The problem: Give back every line exactly as it appears, pictures excluded.

Data shown:
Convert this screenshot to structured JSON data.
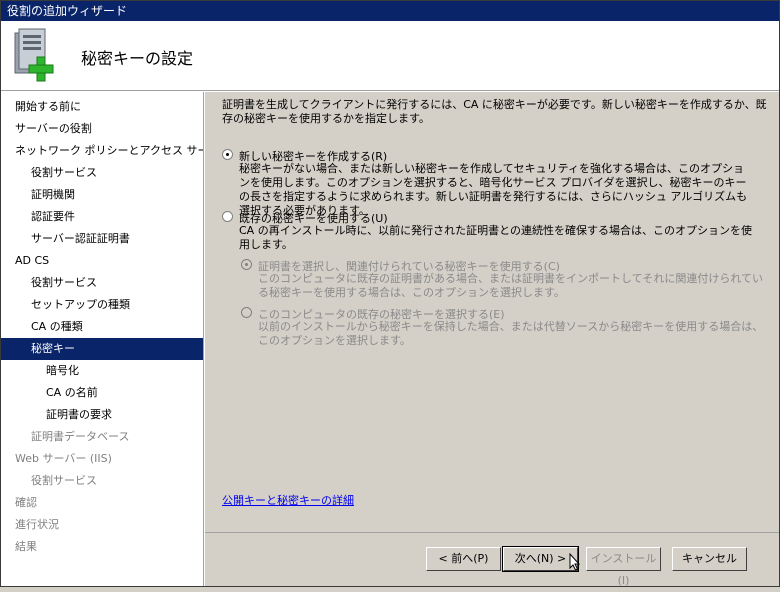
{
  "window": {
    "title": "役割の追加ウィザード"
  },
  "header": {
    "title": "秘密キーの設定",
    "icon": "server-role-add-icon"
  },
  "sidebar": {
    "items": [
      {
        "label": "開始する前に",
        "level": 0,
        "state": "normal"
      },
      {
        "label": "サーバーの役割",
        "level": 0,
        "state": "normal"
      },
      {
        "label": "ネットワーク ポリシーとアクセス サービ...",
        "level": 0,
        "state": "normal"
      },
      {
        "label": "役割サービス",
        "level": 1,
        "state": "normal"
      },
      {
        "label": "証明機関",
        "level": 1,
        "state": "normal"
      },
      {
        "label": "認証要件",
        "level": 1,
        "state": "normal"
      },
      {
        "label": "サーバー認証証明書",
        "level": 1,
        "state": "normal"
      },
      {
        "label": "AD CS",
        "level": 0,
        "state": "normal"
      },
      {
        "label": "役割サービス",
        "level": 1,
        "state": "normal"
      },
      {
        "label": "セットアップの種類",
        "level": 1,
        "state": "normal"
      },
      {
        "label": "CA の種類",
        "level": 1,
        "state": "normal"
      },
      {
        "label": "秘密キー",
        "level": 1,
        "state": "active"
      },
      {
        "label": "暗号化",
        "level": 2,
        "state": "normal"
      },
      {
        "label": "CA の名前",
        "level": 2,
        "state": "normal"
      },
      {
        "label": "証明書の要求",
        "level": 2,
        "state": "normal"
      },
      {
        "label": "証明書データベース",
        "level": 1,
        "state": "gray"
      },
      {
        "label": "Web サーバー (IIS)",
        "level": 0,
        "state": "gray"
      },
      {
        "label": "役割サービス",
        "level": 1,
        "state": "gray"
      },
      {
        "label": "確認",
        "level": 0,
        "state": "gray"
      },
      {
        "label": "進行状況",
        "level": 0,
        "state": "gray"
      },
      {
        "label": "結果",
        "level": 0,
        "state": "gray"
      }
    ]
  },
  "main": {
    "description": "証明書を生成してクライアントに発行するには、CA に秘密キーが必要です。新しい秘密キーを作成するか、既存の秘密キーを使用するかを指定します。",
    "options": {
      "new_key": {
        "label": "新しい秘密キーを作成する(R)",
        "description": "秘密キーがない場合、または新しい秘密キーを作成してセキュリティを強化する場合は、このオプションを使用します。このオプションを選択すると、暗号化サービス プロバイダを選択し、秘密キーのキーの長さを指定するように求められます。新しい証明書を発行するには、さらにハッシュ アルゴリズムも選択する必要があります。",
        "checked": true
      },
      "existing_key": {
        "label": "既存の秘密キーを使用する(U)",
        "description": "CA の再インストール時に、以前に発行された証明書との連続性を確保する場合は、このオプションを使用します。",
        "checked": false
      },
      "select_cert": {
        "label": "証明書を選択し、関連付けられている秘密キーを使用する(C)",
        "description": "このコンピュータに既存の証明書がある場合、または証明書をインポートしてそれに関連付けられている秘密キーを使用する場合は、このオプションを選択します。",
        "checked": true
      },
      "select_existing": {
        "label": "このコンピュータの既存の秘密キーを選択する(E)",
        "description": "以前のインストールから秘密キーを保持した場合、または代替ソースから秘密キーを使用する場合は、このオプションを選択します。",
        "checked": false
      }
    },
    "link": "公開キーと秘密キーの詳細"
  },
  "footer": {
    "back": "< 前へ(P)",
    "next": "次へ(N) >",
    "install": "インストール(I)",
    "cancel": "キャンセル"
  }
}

Exercise response:
Convert this screenshot to structured JSON data.
{
  "window": {
    "title": "役割の追加ウィザード"
  },
  "header": {
    "title": "秘密キーの設定",
    "icon": "server-role-add-icon"
  },
  "sidebar": {
    "items": [
      {
        "label": "開始する前に",
        "level": 0,
        "state": "normal"
      },
      {
        "label": "サーバーの役割",
        "level": 0,
        "state": "normal"
      },
      {
        "label": "ネットワーク ポリシーとアクセス サービ...",
        "level": 0,
        "state": "normal"
      },
      {
        "label": "役割サービス",
        "level": 1,
        "state": "normal"
      },
      {
        "label": "証明機関",
        "level": 1,
        "state": "normal"
      },
      {
        "label": "認証要件",
        "level": 1,
        "state": "normal"
      },
      {
        "label": "サーバー認証証明書",
        "level": 1,
        "state": "normal"
      },
      {
        "label": "AD CS",
        "level": 0,
        "state": "normal"
      },
      {
        "label": "役割サービス",
        "level": 1,
        "state": "normal"
      },
      {
        "label": "セットアップの種類",
        "level": 1,
        "state": "normal"
      },
      {
        "label": "CA の種類",
        "level": 1,
        "state": "normal"
      },
      {
        "label": "秘密キー",
        "level": 1,
        "state": "active"
      },
      {
        "label": "暗号化",
        "level": 2,
        "state": "normal"
      },
      {
        "label": "CA の名前",
        "level": 2,
        "state": "normal"
      },
      {
        "label": "証明書の要求",
        "level": 2,
        "state": "normal"
      },
      {
        "label": "証明書データベース",
        "level": 1,
        "state": "gray"
      },
      {
        "label": "Web サーバー (IIS)",
        "level": 0,
        "state": "gray"
      },
      {
        "label": "役割サービス",
        "level": 1,
        "state": "gray"
      },
      {
        "label": "確認",
        "level": 0,
        "state": "gray"
      },
      {
        "label": "進行状況",
        "level": 0,
        "state": "gray"
      },
      {
        "label": "結果",
        "level": 0,
        "state": "gray"
      }
    ]
  },
  "main": {
    "description": "証明書を生成してクライアントに発行するには、CA に秘密キーが必要です。新しい秘密キーを作成するか、既存の秘密キーを使用するかを指定します。",
    "options": {
      "new_key": {
        "label": "新しい秘密キーを作成する(R)",
        "description": "秘密キーがない場合、または新しい秘密キーを作成してセキュリティを強化する場合は、このオプションを使用します。このオプションを選択すると、暗号化サービス プロバイダを選択し、秘密キーのキーの長さを指定するように求められます。新しい証明書を発行するには、さらにハッシュ アルゴリズムも選択する必要があります。",
        "checked": true
      },
      "existing_key": {
        "label": "既存の秘密キーを使用する(U)",
        "description": "CA の再インストール時に、以前に発行された証明書との連続性を確保する場合は、このオプションを使用します。",
        "checked": false
      },
      "select_cert": {
        "label": "証明書を選択し、関連付けられている秘密キーを使用する(C)",
        "description": "このコンピュータに既存の証明書がある場合、または証明書をインポートしてそれに関連付けられている秘密キーを使用する場合は、このオプションを選択します。",
        "checked": true
      },
      "select_existing": {
        "label": "このコンピュータの既存の秘密キーを選択する(E)",
        "description": "以前のインストールから秘密キーを保持した場合、または代替ソースから秘密キーを使用する場合は、このオプションを選択します。",
        "checked": false
      }
    },
    "link": "公開キーと秘密キーの詳細"
  },
  "footer": {
    "back": "< 前へ(P)",
    "next": "次へ(N) >",
    "install": "インストール(I)",
    "cancel": "キャンセル"
  }
}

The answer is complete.